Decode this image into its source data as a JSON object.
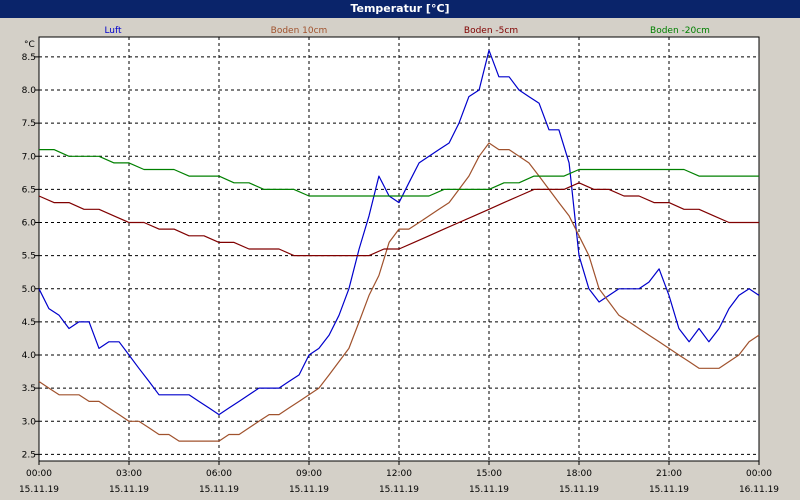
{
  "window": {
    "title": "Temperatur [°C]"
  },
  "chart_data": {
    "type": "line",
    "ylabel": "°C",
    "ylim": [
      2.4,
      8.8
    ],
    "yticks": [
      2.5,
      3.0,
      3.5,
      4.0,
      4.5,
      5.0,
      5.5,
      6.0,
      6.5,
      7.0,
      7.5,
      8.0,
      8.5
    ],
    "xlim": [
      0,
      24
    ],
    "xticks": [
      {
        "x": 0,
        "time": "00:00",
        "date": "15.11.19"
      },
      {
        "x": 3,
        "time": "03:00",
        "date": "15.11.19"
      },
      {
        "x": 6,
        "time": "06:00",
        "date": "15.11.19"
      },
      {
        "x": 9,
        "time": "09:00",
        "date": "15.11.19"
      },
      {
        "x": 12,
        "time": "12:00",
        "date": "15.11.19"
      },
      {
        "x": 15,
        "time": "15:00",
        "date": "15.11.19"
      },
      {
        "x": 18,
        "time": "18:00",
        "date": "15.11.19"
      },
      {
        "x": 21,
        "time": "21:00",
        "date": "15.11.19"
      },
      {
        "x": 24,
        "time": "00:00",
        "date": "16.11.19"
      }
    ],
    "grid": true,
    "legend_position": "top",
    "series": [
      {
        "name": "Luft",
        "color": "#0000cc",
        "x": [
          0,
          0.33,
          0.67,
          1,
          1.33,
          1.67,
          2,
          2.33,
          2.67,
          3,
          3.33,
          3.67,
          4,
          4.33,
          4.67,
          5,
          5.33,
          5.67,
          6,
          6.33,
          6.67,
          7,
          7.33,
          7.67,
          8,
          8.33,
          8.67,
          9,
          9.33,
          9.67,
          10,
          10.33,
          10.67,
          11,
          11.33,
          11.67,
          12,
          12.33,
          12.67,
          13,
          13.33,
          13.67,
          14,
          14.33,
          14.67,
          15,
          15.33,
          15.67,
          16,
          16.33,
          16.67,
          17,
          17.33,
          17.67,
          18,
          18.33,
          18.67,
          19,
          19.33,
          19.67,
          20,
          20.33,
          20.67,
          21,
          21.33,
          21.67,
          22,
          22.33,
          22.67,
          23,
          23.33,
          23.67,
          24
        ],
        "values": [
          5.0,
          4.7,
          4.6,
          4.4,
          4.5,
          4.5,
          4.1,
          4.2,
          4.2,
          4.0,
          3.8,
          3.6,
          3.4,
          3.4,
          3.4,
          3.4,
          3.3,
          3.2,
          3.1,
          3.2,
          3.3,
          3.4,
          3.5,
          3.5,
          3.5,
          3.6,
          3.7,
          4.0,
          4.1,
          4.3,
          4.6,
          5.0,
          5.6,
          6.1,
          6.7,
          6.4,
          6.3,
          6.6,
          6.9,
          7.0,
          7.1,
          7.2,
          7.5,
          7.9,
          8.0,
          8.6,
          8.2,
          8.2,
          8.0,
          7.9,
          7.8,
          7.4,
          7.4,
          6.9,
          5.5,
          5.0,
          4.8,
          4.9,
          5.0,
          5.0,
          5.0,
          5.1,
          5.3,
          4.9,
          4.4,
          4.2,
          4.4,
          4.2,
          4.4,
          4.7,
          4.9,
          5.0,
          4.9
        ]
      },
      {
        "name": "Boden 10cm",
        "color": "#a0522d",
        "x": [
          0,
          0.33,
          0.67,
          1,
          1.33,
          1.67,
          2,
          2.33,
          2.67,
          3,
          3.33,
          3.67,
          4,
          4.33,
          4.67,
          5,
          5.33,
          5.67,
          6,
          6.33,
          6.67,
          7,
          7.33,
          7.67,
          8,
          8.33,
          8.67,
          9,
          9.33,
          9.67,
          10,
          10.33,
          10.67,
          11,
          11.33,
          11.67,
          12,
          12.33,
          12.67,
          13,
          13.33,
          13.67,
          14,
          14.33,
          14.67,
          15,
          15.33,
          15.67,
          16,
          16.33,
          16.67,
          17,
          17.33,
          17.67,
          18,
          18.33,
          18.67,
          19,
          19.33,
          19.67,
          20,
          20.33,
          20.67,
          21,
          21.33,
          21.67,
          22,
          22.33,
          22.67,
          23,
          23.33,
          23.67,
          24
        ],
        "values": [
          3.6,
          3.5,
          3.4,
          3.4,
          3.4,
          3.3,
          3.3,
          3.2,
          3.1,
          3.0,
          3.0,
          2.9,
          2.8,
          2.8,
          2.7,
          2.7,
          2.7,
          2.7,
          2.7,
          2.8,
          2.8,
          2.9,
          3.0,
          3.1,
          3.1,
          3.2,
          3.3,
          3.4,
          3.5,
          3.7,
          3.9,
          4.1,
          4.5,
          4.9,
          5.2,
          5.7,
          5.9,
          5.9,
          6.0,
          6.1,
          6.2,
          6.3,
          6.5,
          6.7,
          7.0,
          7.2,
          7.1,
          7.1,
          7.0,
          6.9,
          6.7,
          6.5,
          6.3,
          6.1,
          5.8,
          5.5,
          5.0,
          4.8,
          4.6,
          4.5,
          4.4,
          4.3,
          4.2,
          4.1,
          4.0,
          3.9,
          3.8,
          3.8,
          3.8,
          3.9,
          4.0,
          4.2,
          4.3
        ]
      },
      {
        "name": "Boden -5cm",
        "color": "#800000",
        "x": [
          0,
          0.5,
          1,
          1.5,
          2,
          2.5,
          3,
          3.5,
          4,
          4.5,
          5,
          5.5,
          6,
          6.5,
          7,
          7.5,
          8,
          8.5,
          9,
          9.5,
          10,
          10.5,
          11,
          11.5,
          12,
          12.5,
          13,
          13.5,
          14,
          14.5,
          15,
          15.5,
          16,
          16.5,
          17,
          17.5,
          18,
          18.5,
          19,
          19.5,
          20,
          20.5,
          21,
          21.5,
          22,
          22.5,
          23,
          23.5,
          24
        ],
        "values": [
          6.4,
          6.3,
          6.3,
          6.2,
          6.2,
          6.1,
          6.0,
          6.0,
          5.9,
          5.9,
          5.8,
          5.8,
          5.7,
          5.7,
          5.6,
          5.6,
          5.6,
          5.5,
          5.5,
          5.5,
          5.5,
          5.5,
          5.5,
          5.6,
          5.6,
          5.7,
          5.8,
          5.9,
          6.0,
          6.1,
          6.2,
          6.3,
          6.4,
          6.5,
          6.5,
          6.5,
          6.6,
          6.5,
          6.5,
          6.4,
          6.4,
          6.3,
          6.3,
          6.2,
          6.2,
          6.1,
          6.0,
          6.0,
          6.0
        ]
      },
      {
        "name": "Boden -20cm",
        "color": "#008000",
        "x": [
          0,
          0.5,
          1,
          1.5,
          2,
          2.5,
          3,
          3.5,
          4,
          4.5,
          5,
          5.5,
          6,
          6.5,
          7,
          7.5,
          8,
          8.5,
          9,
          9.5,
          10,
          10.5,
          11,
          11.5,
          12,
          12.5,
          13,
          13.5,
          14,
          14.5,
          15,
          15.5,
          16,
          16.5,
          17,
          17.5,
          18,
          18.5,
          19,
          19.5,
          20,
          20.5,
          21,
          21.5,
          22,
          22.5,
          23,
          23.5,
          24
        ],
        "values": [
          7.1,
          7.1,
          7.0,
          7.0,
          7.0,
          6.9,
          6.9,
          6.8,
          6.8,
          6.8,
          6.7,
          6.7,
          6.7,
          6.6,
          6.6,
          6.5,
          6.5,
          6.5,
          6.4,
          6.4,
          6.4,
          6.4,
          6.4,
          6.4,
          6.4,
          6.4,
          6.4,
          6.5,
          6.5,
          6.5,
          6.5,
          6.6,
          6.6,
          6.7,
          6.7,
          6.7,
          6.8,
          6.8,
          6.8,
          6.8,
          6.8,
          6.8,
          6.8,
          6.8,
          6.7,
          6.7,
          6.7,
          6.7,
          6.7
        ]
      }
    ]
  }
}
——————————
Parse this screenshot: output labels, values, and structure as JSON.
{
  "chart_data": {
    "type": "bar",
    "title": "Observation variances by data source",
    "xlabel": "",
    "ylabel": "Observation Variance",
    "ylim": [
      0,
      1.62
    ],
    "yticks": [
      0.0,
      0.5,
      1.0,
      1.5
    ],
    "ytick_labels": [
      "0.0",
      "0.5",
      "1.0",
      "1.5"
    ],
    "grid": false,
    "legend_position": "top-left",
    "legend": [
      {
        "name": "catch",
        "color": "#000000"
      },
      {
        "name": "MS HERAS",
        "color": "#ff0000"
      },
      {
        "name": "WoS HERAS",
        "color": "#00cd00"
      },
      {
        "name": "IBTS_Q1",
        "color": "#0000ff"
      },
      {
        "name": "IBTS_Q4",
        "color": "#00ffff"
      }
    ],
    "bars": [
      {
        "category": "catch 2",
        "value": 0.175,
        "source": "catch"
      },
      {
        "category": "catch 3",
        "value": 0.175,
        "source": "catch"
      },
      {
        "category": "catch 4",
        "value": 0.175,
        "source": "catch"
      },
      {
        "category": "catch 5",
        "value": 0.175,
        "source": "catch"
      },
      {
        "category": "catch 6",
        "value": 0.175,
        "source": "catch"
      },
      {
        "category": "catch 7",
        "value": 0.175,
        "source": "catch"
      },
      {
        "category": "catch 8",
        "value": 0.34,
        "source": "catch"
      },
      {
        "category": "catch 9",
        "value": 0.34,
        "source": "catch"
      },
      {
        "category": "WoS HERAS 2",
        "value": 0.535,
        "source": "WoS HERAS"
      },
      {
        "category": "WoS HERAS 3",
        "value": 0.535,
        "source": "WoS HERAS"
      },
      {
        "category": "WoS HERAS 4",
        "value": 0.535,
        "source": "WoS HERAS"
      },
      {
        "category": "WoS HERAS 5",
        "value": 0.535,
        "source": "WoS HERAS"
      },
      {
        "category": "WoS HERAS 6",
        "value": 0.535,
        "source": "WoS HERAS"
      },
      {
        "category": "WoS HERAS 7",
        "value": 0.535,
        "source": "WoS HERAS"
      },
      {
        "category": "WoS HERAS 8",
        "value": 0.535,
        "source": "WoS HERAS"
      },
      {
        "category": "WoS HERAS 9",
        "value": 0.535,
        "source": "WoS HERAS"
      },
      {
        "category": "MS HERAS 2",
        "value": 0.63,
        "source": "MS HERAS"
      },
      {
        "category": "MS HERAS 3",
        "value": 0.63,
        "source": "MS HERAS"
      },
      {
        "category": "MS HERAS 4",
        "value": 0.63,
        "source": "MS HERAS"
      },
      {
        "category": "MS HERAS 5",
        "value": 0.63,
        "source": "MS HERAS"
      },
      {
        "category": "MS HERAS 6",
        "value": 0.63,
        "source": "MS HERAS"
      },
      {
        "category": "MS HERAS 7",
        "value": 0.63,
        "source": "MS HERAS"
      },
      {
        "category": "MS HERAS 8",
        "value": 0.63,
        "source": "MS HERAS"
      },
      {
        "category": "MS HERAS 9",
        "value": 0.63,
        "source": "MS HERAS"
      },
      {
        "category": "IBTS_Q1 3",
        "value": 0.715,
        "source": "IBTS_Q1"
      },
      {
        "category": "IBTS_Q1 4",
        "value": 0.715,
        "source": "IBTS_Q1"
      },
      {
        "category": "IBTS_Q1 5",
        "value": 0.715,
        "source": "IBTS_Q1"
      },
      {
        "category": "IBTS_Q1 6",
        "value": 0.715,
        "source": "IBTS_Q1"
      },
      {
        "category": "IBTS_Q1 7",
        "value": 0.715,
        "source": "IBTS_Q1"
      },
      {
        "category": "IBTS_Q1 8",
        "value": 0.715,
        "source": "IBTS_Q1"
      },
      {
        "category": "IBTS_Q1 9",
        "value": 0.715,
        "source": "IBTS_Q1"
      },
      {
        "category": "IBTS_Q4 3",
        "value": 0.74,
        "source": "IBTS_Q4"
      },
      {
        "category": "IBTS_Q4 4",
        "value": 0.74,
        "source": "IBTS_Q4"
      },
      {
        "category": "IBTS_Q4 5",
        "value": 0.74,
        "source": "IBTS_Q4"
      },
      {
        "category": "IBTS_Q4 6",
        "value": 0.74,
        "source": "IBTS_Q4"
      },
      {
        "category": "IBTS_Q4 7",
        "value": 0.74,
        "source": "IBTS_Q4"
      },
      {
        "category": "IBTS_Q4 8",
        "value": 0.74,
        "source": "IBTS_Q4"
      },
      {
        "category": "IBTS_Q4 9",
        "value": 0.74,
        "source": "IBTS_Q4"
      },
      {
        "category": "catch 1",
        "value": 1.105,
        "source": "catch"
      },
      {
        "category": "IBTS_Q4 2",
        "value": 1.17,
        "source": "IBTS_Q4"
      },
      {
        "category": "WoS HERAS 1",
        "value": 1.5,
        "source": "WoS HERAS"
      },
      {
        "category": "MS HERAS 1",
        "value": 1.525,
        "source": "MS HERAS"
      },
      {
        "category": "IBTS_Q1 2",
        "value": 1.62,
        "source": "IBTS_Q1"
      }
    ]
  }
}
——————————
**SHORT PROBLEM:**
Return, from the data, each line that has the word "ylabel" in it.

**RESULT FOR THIS TASK:**
    "ylabel": "°C",
    "ylabel": "Observation Variance",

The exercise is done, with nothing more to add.